- _Do this_: Copy the records below exactly as they are written.

[start]

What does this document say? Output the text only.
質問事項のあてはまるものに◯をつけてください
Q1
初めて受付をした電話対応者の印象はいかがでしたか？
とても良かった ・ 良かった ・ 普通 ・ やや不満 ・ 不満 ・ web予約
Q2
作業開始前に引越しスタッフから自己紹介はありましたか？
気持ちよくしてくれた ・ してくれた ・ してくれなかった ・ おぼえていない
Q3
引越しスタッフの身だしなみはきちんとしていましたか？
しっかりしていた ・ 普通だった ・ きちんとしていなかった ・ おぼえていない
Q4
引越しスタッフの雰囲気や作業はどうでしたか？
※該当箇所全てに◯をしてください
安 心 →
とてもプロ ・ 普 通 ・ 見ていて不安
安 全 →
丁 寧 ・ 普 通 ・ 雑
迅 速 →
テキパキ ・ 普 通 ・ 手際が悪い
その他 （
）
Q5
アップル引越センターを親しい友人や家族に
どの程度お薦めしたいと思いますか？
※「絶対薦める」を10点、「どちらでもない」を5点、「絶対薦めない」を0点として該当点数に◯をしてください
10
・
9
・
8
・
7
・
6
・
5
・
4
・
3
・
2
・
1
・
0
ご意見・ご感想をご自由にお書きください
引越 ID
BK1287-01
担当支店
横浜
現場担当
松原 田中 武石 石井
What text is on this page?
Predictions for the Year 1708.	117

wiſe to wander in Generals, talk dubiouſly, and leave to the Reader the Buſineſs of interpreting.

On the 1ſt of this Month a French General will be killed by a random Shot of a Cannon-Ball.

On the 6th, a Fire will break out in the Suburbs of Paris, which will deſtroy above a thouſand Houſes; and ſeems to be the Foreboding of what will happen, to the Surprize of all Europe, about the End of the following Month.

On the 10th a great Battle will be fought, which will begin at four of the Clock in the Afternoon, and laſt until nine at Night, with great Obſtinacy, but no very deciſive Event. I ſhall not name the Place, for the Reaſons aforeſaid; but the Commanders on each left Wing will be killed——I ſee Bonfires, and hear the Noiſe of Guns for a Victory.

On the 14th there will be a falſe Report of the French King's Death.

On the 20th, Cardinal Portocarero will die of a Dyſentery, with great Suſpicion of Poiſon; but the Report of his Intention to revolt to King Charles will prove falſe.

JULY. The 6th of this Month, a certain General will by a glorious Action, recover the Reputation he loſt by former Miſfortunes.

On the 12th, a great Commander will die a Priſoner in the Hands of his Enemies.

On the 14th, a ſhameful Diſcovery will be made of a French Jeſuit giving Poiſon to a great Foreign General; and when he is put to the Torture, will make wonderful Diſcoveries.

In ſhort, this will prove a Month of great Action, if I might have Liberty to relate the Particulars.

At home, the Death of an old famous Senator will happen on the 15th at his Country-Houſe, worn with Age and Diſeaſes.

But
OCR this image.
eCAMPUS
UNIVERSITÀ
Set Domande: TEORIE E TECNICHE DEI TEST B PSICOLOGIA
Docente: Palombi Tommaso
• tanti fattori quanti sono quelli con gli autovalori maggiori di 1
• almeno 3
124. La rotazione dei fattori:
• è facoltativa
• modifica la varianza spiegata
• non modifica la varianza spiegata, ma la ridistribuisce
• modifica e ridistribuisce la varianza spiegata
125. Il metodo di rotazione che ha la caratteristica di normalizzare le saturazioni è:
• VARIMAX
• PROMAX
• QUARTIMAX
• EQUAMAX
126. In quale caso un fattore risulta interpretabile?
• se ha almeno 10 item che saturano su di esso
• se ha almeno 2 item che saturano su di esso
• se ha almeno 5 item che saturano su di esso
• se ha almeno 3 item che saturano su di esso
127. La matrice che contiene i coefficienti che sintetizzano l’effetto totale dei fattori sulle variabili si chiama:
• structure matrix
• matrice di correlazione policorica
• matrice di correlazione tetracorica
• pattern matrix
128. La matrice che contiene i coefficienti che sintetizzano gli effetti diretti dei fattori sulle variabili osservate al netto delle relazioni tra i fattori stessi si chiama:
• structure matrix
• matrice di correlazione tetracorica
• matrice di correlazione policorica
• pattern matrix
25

[end]

- _Right answer_:
What does this document say? Output the text only.
質問事項のあてはまるものに◯をつけてください
Q1
初めて受付をした電話対応者の印象はいかがでしたか？
とても良かった ・ 良かった ・ 普通 ・ やや不満 ・ 不満 ・ web予約
Q2
作業開始前に引越しスタッフから自己紹介はありましたか？
気持ちよくしてくれた ・ してくれた ・ してくれなかった ・ おぼえていない
Q3
引越しスタッフの身だしなみはきちんとしていましたか？
しっかりしていた ・ 普通だった ・ きちんとしていなかった ・ おぼえていない
Q4
引越しスタッフの雰囲気や作業はどうでしたか？
※該当箇所全てに◯をしてください
安 心 →
とてもプロ ・ 普 通 ・ 見ていて不安
安 全 →
丁 寧 ・ 普 通 ・ 雑
迅 速 →
テキパキ ・ 普 通 ・ 手際が悪い
その他 （
）
Q5
アップル引越センターを親しい友人や家族に
どの程度お薦めしたいと思いますか？
※「絶対薦める」を10点、「どちらでもない」を5点、「絶対薦めない」を0点として該当点数に◯をしてください
10
・
9
・
8
・
7
・
6
・
5
・
4
・
3
・
2
・
1
・
0
ご意見・ご感想をご自由にお書きください
引越 ID
BK1287-01
担当支店
横浜
現場担当
松原 田中 武石 石井
What text is on this page?
Predictions for the Year 1708.	117

wiſe to wander in Generals, talk dubiouſly, and leave to the Reader the Buſineſs of interpreting.

On the 1ſt of this Month a French General will be killed by a random Shot of a Cannon-Ball.

On the 6th, a Fire will break out in the Suburbs of Paris, which will deſtroy above a thouſand Houſes; and ſeems to be the Foreboding of what will happen, to the Surprize of all Europe, about the End of the following Month.

On the 10th a great Battle will be fought, which will begin at four of the Clock in the Afternoon, and laſt until nine at Night, with great Obſtinacy, but no very deciſive Event. I ſhall not name the Place, for the Reaſons aforeſaid; but the Commanders on each left Wing will be killed——I ſee Bonfires, and hear the Noiſe of Guns for a Victory.

On the 14th there will be a falſe Report of the French King's Death.

On the 20th, Cardinal Portocarero will die of a Dyſentery, with great Suſpicion of Poiſon; but the Report of his Intention to revolt to King Charles will prove falſe.

JULY. The 6th of this Month, a certain General will by a glorious Action, recover the Reputation he loſt by former Miſfortunes.

On the 12th, a great Commander will die a Priſoner in the Hands of his Enemies.

On the 14th, a ſhameful Diſcovery will be made of a French Jeſuit giving Poiſon to a great Foreign General; and when he is put to the Torture, will make wonderful Diſcoveries.

In ſhort, this will prove a Month of great Action, if I might have Liberty to relate the Particulars.

At home, the Death of an old famous Senator will happen on the 15th at his Country-Houſe, worn with Age and Diſeaſes.

But
OCR this image.
eCAMPUS
UNIVERSITÀ
Set Domande: TEORIE E TECNICHE DEI TEST B PSICOLOGIA
Docente: Palombi Tommaso
• tanti fattori quanti sono quelli con gli autovalori maggiori di 1
• almeno 3
124. La rotazione dei fattori:
• è facoltativa
• modifica la varianza spiegata
• non modifica la varianza spiegata, ma la ridistribuisce
• modifica e ridistribuisce la varianza spiegata
125. Il metodo di rotazione che ha la caratteristica di normalizzare le saturazioni è:
• VARIMAX
• PROMAX
• QUARTIMAX
• EQUAMAX
126. In quale caso un fattore risulta interpretabile?
• se ha almeno 10 item che saturano su di esso
• se ha almeno 2 item che saturano su di esso
• se ha almeno 5 item che saturano su di esso
• se ha almeno 3 item che saturano su di esso
127. La matrice che contiene i coefficienti che sintetizzano l’effetto totale dei fattori sulle variabili si chiama:
• structure matrix
• matrice di correlazione policorica
• matrice di correlazione tetracorica
• pattern matrix
128. La matrice che contiene i coefficienti che sintetizzano gli effetti diretti dei fattori sulle variabili osservate al netto delle relazioni tra i fattori stessi si chiama:
• structure matrix
• matrice di correlazione tetracorica
• matrice di correlazione policorica
• pattern matrix
25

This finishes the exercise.